DIRECTIONS FOR THIS TASK:
Update the lines between the one holding "- data-point: [615, 226, 632, 243]" and the one holding "- y-tick-label: 13: [46, 311, 73, 335]", inclusive, changing "data-point" to "scatter-point" and leaving everything else the same.

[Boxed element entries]
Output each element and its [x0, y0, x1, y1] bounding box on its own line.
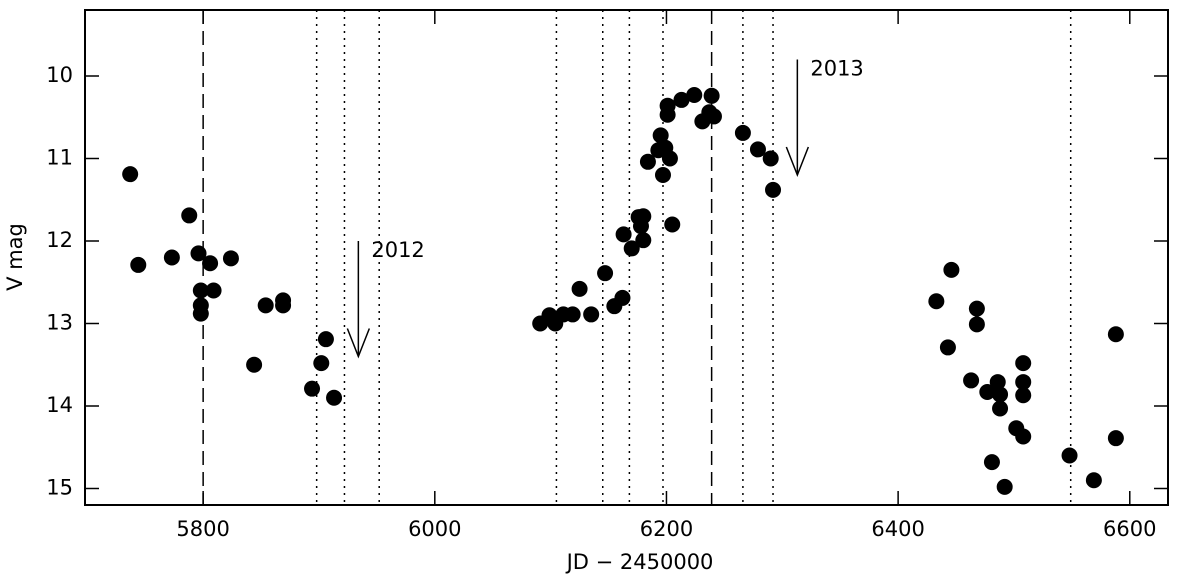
- data-point: [615, 226, 632, 243]
- data-point: [202, 255, 219, 272]
- data-point: [181, 207, 198, 224]
- annotation: 2013: [810, 57, 863, 81]
- data-point: [583, 306, 600, 323]
- data-point: [963, 372, 980, 389]
- data-point: [639, 153, 656, 170]
- data-point: [163, 249, 180, 266]
- data-point: [1015, 374, 1032, 391]
- data-point: [659, 97, 676, 114]
- data-point: [968, 300, 985, 317]
- data-point: [968, 316, 985, 333]
- data-point: [304, 380, 321, 397]
- data-point: [1107, 430, 1124, 447]
- y-tick-label: 12: [46, 228, 73, 252]
- data-point: [222, 250, 239, 267]
- data-point: [571, 280, 588, 297]
- data-point: [992, 400, 1009, 417]
- data-point: [317, 331, 334, 348]
- data-point: [1015, 428, 1032, 445]
- data-point: [765, 181, 782, 198]
- data-point: [564, 306, 581, 323]
- y-tick-label: 13: [46, 311, 73, 335]
- x-tick-label: 6200: [640, 517, 693, 541]
- data-point: [632, 218, 649, 235]
- data-point: [939, 339, 956, 356]
- x-tick-label: 6600: [1103, 517, 1156, 541]
- data-point: [623, 240, 640, 257]
- y-tick-label: 11: [46, 146, 73, 170]
- x-axis-label: JD − 2450000: [565, 550, 714, 574]
- data-point: [928, 293, 945, 310]
- data-point: [614, 289, 631, 306]
- data-point: [661, 150, 678, 167]
- data-point: [749, 141, 766, 158]
- data-point: [983, 454, 1000, 471]
- data-point: [705, 108, 722, 125]
- data-point: [1061, 447, 1078, 464]
- arrow-head: [785, 146, 810, 178]
- data-point: [1085, 472, 1102, 489]
- data-point: [1015, 355, 1032, 372]
- data-point: [943, 261, 960, 278]
- x-tick-label: 6000: [408, 517, 461, 541]
- y-tick-label: 14: [46, 393, 73, 417]
- plot-frame: [84, 9, 1169, 506]
- arrow-head: [346, 328, 371, 359]
- data-point: [979, 383, 996, 400]
- data-point: [652, 127, 669, 144]
- data-point: [664, 216, 681, 233]
- data-point: [246, 356, 263, 373]
- data-point: [762, 150, 779, 167]
- data-point: [192, 305, 209, 322]
- data-point: [326, 389, 343, 406]
- data-point: [257, 297, 274, 314]
- data-point: [635, 232, 652, 249]
- data-point: [205, 282, 222, 299]
- data-point: [313, 355, 330, 372]
- y-axis-label: V mag: [3, 223, 27, 291]
- data-point: [673, 91, 690, 108]
- y-tick-label: 15: [46, 476, 73, 500]
- data-point: [996, 478, 1013, 495]
- data-point: [1107, 326, 1124, 343]
- annotation: 2012: [371, 238, 424, 262]
- data-point: [190, 245, 207, 262]
- data-point: [275, 292, 292, 309]
- data-point: [703, 87, 720, 104]
- data-point: [122, 166, 139, 183]
- x-tick-label: 6400: [871, 517, 924, 541]
- data-point: [1015, 387, 1032, 404]
- data-point: [989, 374, 1006, 391]
- x-tick-label: 5800: [176, 517, 229, 541]
- data-point: [192, 282, 209, 299]
- data-point: [686, 86, 703, 103]
- data-point: [130, 256, 147, 273]
- y-tick-label: 10: [46, 63, 73, 87]
- data-point: [992, 386, 1009, 403]
- data-point: [734, 124, 751, 141]
- data-point: [597, 265, 614, 282]
- data-point: [654, 167, 671, 183]
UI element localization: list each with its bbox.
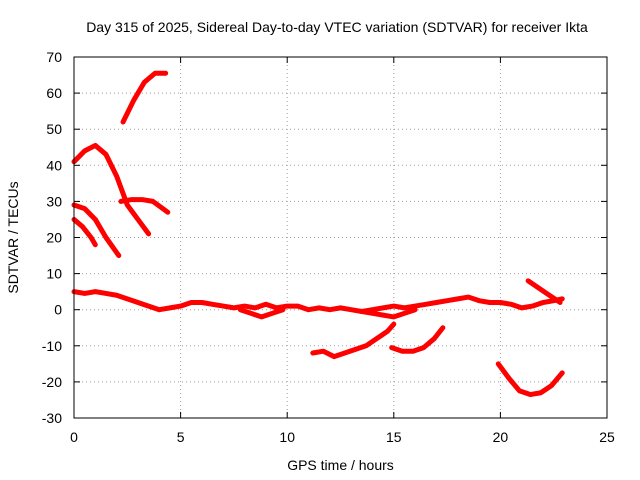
y-axis-label: SDTVAR / TECUs [5,181,21,293]
x-tick-label: 5 [177,429,185,445]
series-track-12 [495,361,565,398]
y-tick-label: 0 [54,302,62,318]
y-tick-label: 50 [46,121,62,137]
series-track-2 [71,142,152,237]
y-tick-label: 70 [46,49,62,65]
x-axis-label: GPS time / hours [287,457,394,473]
series-track-8 [359,307,418,320]
data-series [71,70,565,398]
y-tick-label: -30 [42,410,62,426]
series-track-3 [118,197,171,215]
series-track-11 [389,325,446,354]
x-tick-label: 20 [493,429,509,445]
y-tick-label: 40 [46,157,62,173]
y-tick-label: -20 [42,374,62,390]
x-tick-label: 0 [70,429,78,445]
y-tick-label: -10 [42,338,62,354]
series-track-6 [71,289,565,315]
series-track-5 [71,216,98,248]
series-track-9 [525,278,563,305]
series-track-1 [120,70,169,125]
series-track-10 [310,321,397,360]
axis-ticks: 0 5 10 15 20 25 -30 -20 -10 0 10 20 30 40 50 60 70 [42,49,615,445]
y-tick-label: 20 [46,230,62,246]
y-tick-label: 10 [46,266,62,282]
y-tick-label: 30 [46,193,62,209]
y-tick-label: 60 [46,85,62,101]
chart-title: Day 315 of 2025, Sidereal Day-to-day VTE… [86,19,588,35]
plot-frame [73,56,608,419]
series-track-7 [237,307,286,320]
series-track-4 [71,202,122,259]
x-tick-label: 10 [279,429,295,445]
grid-lines [74,57,607,418]
x-tick-label: 25 [599,429,615,445]
x-tick-label: 15 [386,429,402,445]
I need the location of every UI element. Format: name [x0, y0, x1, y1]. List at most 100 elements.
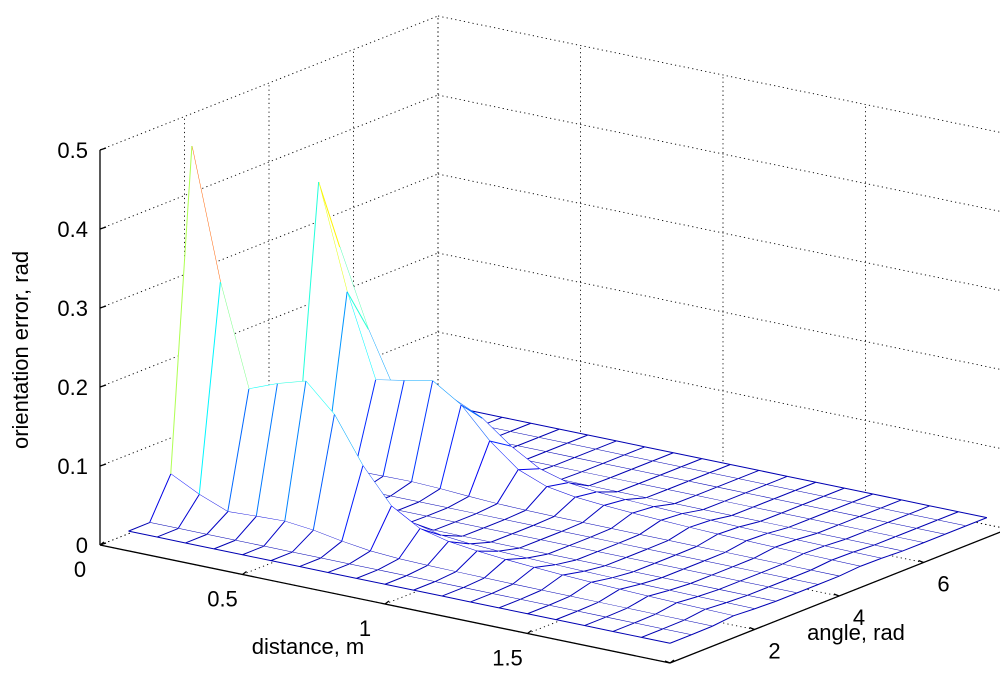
mesh-line-angle	[676, 596, 698, 604]
mesh-line-angle	[234, 516, 257, 541]
mesh-line-angle	[440, 534, 463, 537]
mesh-line-angle	[518, 468, 540, 471]
mesh-line-distance	[519, 547, 548, 555]
mesh-line-angle	[584, 616, 606, 627]
mesh-line-angle	[681, 509, 703, 515]
mesh-line-distance	[873, 544, 903, 552]
mesh-line-angle	[795, 532, 818, 541]
mesh-line-angle	[411, 380, 434, 482]
x-tick-label: 1	[359, 616, 371, 641]
mesh-line-angle	[661, 568, 683, 579]
mesh-line-angle	[655, 602, 677, 615]
mesh-line-distance	[349, 563, 378, 571]
surface-cell	[554, 497, 604, 523]
mesh-line-distance	[745, 492, 774, 500]
mesh-line-angle	[745, 532, 768, 542]
mesh-line-angle	[662, 619, 684, 630]
mesh-line-angle	[768, 578, 790, 588]
surface-cell	[647, 590, 698, 603]
surface-cell	[518, 468, 568, 487]
mesh-line-angle	[746, 586, 769, 596]
mesh-line-angle	[516, 437, 539, 447]
surface-cell	[782, 553, 832, 571]
mesh-line-angle	[460, 404, 483, 419]
mesh-line-angle	[505, 557, 527, 561]
mesh-line-angle	[724, 540, 747, 553]
mesh-line-distance	[559, 428, 588, 436]
mesh-line-angle	[781, 553, 804, 565]
mesh-line-angle	[697, 589, 719, 598]
mesh-line-angle	[426, 541, 449, 566]
mesh-line-distance	[815, 481, 845, 489]
mesh-line-distance	[248, 383, 278, 390]
mesh-line-angle	[461, 527, 484, 537]
mesh-line-angle	[346, 291, 369, 330]
surface-cell	[512, 567, 563, 591]
surface-cell	[596, 491, 646, 500]
mesh-line-distance	[498, 607, 528, 615]
surface-cell	[590, 577, 641, 590]
mesh-line-distance	[725, 602, 755, 610]
mesh-line-distance	[206, 534, 236, 541]
mesh-line-angle	[589, 528, 612, 538]
mesh-line-angle	[831, 551, 853, 561]
mesh-line-angle	[483, 519, 505, 529]
mesh-line-angle	[652, 452, 674, 462]
mesh-line-angle	[512, 567, 535, 585]
surface-cell	[619, 584, 669, 597]
mesh-line-angle	[552, 457, 575, 467]
z-tick-mark	[99, 463, 107, 467]
mesh-line-angle	[802, 545, 825, 555]
mesh-line-angle	[547, 545, 569, 555]
mesh-line-angle	[320, 540, 343, 559]
surface-cell	[533, 564, 584, 576]
mesh-line-angle	[582, 505, 604, 523]
mesh-line-angle	[498, 599, 521, 609]
mesh-line-distance	[701, 458, 731, 466]
mesh-line-distance	[476, 550, 506, 561]
mesh-line-angle	[369, 505, 392, 552]
mesh-line-distance	[574, 457, 603, 465]
mesh-line-distance	[577, 610, 606, 618]
mesh-line-distance	[463, 587, 492, 595]
surface-cell	[660, 513, 711, 528]
y-tick-label: 0	[684, 672, 696, 674]
mesh-line-distance	[548, 604, 578, 612]
mesh-line-angle	[704, 602, 727, 610]
mesh-line-angle	[602, 454, 624, 465]
mesh-line-angle	[433, 521, 455, 531]
surface-cell	[603, 499, 654, 514]
mesh-line-angle	[915, 519, 938, 529]
x-axis-label: distance, m	[252, 634, 365, 659]
mesh-line-angle	[610, 512, 633, 530]
mesh-line-angle	[667, 527, 690, 541]
mesh-line-angle	[712, 615, 734, 627]
mesh-line-distance	[718, 589, 748, 596]
surface-cell	[434, 571, 485, 588]
mesh-line-angle	[646, 540, 669, 550]
mesh-line-distance	[462, 535, 491, 543]
mesh-line-angle	[284, 381, 307, 522]
mesh-line-distance	[730, 464, 759, 471]
mesh-line-angle	[631, 506, 654, 514]
mesh-line-angle	[630, 460, 653, 470]
mesh-line-distance	[469, 543, 499, 552]
surface-cell	[484, 559, 534, 585]
surface-cell	[235, 516, 285, 547]
surface-cell	[398, 528, 449, 566]
mesh-line-angle	[767, 526, 789, 534]
mesh-line-angle	[881, 550, 903, 559]
mesh-line-angle	[703, 551, 726, 562]
mesh-line-angle	[690, 625, 713, 636]
mesh-line-angle	[318, 181, 341, 248]
surface-cell	[390, 481, 440, 502]
mesh-line-angle	[540, 531, 562, 541]
mesh-line-distance	[156, 536, 186, 544]
mesh-line-angle	[597, 588, 620, 603]
mesh-line-distance	[887, 522, 917, 529]
mesh-line-angle	[737, 469, 760, 480]
mesh-line-distance	[235, 539, 264, 547]
surface-cell	[170, 146, 221, 495]
mesh-line-angle	[965, 517, 988, 527]
wall-grid-line	[437, 94, 1000, 212]
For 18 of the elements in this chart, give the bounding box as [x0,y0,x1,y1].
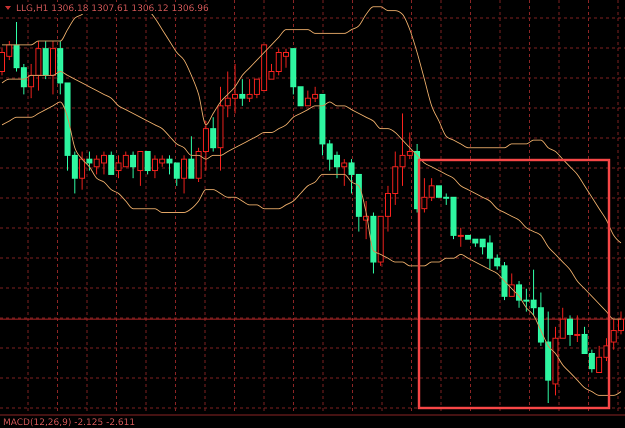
candlestick [144,151,151,175]
candlestick [137,151,144,186]
candlestick [188,136,194,179]
candlestick [181,154,188,194]
candlestick [79,151,86,190]
candlestick [210,116,216,152]
chart-title: LLG,H1 1306.18 1307.61 1306.12 1306.96 [16,4,209,14]
candlestick [130,151,136,179]
candlestick [239,78,246,106]
candlestick [458,227,464,248]
candlestick [567,314,574,346]
candlestick [574,314,580,343]
candlestick [28,63,34,99]
candlestick [108,151,114,175]
candlestick [86,151,92,172]
candlestick [341,158,348,186]
text: MACD(12,26,9) -2.125 -2.611 [3,418,136,428]
candlestick [508,272,515,297]
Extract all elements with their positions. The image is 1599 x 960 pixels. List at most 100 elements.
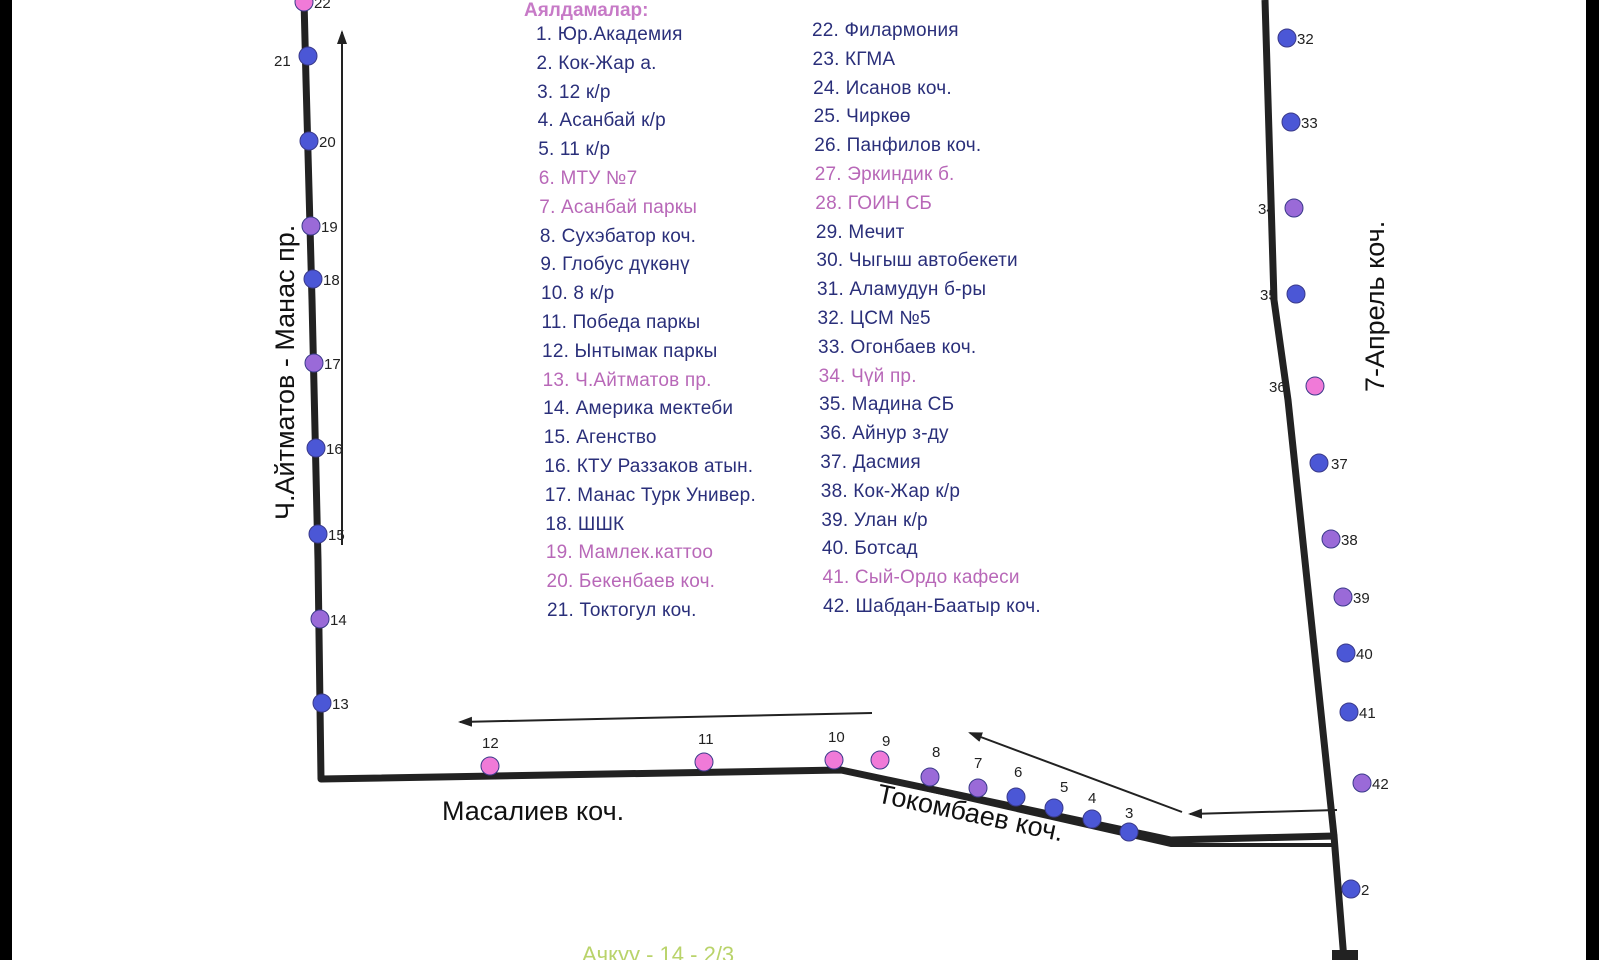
route-line (300, 0, 1348, 960)
stop-number-label: 22 (314, 0, 331, 12)
route-diagram: Ч.Айтматов - Манас пр. 7-Апрель коч. Мас… (270, 0, 1390, 960)
stop-number-label: 33 (1301, 115, 1318, 132)
stop-marker (870, 750, 890, 770)
legend-item: 34. Чүй пр. (818, 365, 917, 387)
legend-item: 21. Токтогул коч. (547, 600, 697, 621)
stop-marker (1284, 198, 1304, 218)
stop-number-label: 12 (482, 735, 499, 752)
legend-item: 3. 12 к/р (537, 81, 611, 103)
stop-marker (1333, 587, 1353, 607)
legend-item: 9. Глобус дүкөнү (540, 254, 690, 276)
stop-number-label: 38 (1341, 532, 1358, 549)
legend-item: 33. Огонбаев коч. (818, 336, 977, 358)
stop-number-label: 2 (1361, 882, 1369, 899)
legend-item: 23. КГМА (812, 48, 896, 70)
legend-item: 39. Улан к/р (821, 509, 928, 531)
legend-item: 8. Сухэбатор коч. (539, 225, 697, 247)
direction-arrow-west-east-side (1188, 808, 1338, 819)
stop-number-label: 9 (882, 733, 890, 750)
stop-number-label: 4 (1088, 790, 1096, 807)
legend-item: 32. ЦСМ №5 (817, 308, 931, 329)
stop-number-label: 19 (321, 219, 338, 236)
legend-item: 31. Аламудун б-ры (816, 279, 987, 301)
legend-item: 42. Шабдан-Баатыр коч. (823, 596, 1041, 617)
stop-marker (306, 438, 326, 458)
stop-number-label: 10 (828, 729, 845, 746)
street-label-south-left: Масалиев коч. (442, 796, 624, 826)
stop-marker (1006, 787, 1026, 807)
legend-item: 6. МТУ №7 (538, 168, 638, 189)
stop-number-label: 3 (1125, 805, 1133, 822)
legend-item: 22. Филармония (812, 20, 959, 41)
stop-marker (1281, 112, 1301, 132)
legend-item: 17. Манас Турк Универ. (544, 484, 756, 506)
stop-number-label: 16 (326, 441, 343, 458)
stop-marker (1277, 28, 1297, 48)
stop-marker (920, 767, 940, 787)
stop-number-label: 42 (1372, 776, 1389, 793)
stop-number-label: 34 (1258, 201, 1275, 218)
stop-marker (1286, 284, 1306, 304)
stops-layer: 2345678910111213141516171819202122323334… (274, 0, 1389, 899)
stop-number-label: 40 (1356, 646, 1373, 663)
legend-item: 35. Мадина СБ (819, 394, 955, 416)
route-line-bottom-lane (840, 768, 1334, 847)
legend-item: 19. Мамлек.каттоо (545, 542, 714, 564)
stop-marker (694, 752, 714, 772)
legend-item: 1. Юр.Академия (536, 24, 683, 45)
stop-marker (303, 269, 323, 289)
legend-item: 41. Сый-Ордо кафеси (822, 567, 1020, 589)
legend-item: 36. Айнур з-ду (819, 423, 949, 445)
stop-marker (294, 0, 314, 12)
stop-marker (301, 216, 321, 236)
stop-number-label: 41 (1359, 705, 1376, 722)
stop-marker (299, 131, 319, 151)
legend-item: 12. Ынтымак паркы (542, 340, 718, 362)
stop-number-label: 32 (1297, 31, 1314, 48)
stop-marker (310, 609, 330, 629)
stop-number-label: 13 (332, 696, 349, 713)
legend-item: 7. Асанбай паркы (539, 196, 698, 218)
legend-item: 20. Бекенбаев коч. (546, 571, 716, 593)
street-label-east: 7-Апрель коч. (1360, 221, 1390, 392)
stop-number-label: 8 (932, 744, 940, 761)
legend-item: 15. Агенство (543, 427, 657, 449)
stop-marker (1341, 879, 1361, 899)
stop-number-label: 6 (1014, 764, 1022, 781)
street-label-west: Ч.Айтматов - Манас пр. (270, 225, 300, 520)
legend-item: 40. Ботсад (821, 538, 918, 560)
route-terminal-block (1332, 950, 1358, 960)
stop-number-label: 35 (1260, 287, 1277, 304)
legend-title: Аялдамалар: (524, 0, 649, 21)
legend-item: 38. Кок-Жар к/р (820, 480, 961, 502)
stop-number-label: 15 (328, 527, 345, 544)
legend-item: 2. Кок-Жар а. (536, 52, 657, 74)
route-line-east (1261, 0, 1338, 837)
stop-marker (304, 353, 324, 373)
legend-item: 25. Чиркөө (813, 106, 911, 128)
stop-marker (1321, 529, 1341, 549)
legend-item: 27. Эркиндик б. (814, 164, 955, 185)
legend-item: 10. 8 к/р (540, 283, 615, 305)
legend-item: 29. Мечит (815, 221, 905, 243)
stop-marker (1336, 643, 1356, 663)
stop-number-label: 5 (1060, 779, 1068, 796)
legend-item: 14. Америка мектеби (543, 398, 734, 420)
stop-marker (480, 756, 500, 776)
legend-item: 37. Дасмия (820, 452, 921, 473)
stop-marker (1044, 798, 1064, 818)
legend-item: 24. Исанов коч. (813, 77, 952, 99)
legend-item: 11. Победа паркы (541, 312, 701, 333)
legend-item: 26. Панфилов коч. (814, 135, 982, 157)
legend-item: 16. КТУ Раззаков атын. (544, 456, 754, 477)
stop-marker (312, 693, 332, 713)
stop-number-label: 20 (319, 134, 336, 151)
stop-marker (1082, 809, 1102, 829)
direction-arrow-west (458, 712, 873, 727)
stop-marker (308, 524, 328, 544)
stop-marker (1119, 822, 1139, 842)
stop-marker (968, 778, 988, 798)
stop-marker (1309, 453, 1329, 473)
legend-item: 18. ШШК (545, 513, 625, 535)
stop-marker (1305, 376, 1325, 396)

WRITTEN RESPONSE:
- scatter-point: [615, 226, 632, 243]
- scatter-point: [202, 255, 219, 272]
- scatter-point: [181, 207, 198, 224]
- annotation: 2013: [810, 57, 863, 81]
- scatter-point: [583, 306, 600, 323]
- scatter-point: [963, 372, 980, 389]
- scatter-point: [639, 153, 656, 170]
- scatter-point: [163, 249, 180, 266]
- scatter-point: [1015, 374, 1032, 391]
- scatter-point: [659, 97, 676, 114]
- scatter-point: [968, 300, 985, 317]
- scatter-point: [968, 316, 985, 333]
- scatter-point: [304, 380, 321, 397]
- scatter-point: [1107, 430, 1124, 447]
- y-tick-label: 12: [46, 228, 73, 252]
- scatter-point: [222, 250, 239, 267]
- scatter-point: [571, 280, 588, 297]
- scatter-point: [992, 400, 1009, 417]
- scatter-point: [317, 331, 334, 348]
- scatter-point: [1015, 428, 1032, 445]
- scatter-point: [765, 181, 782, 198]
- scatter-point: [564, 306, 581, 323]
- y-tick-label: 13: [46, 311, 73, 335]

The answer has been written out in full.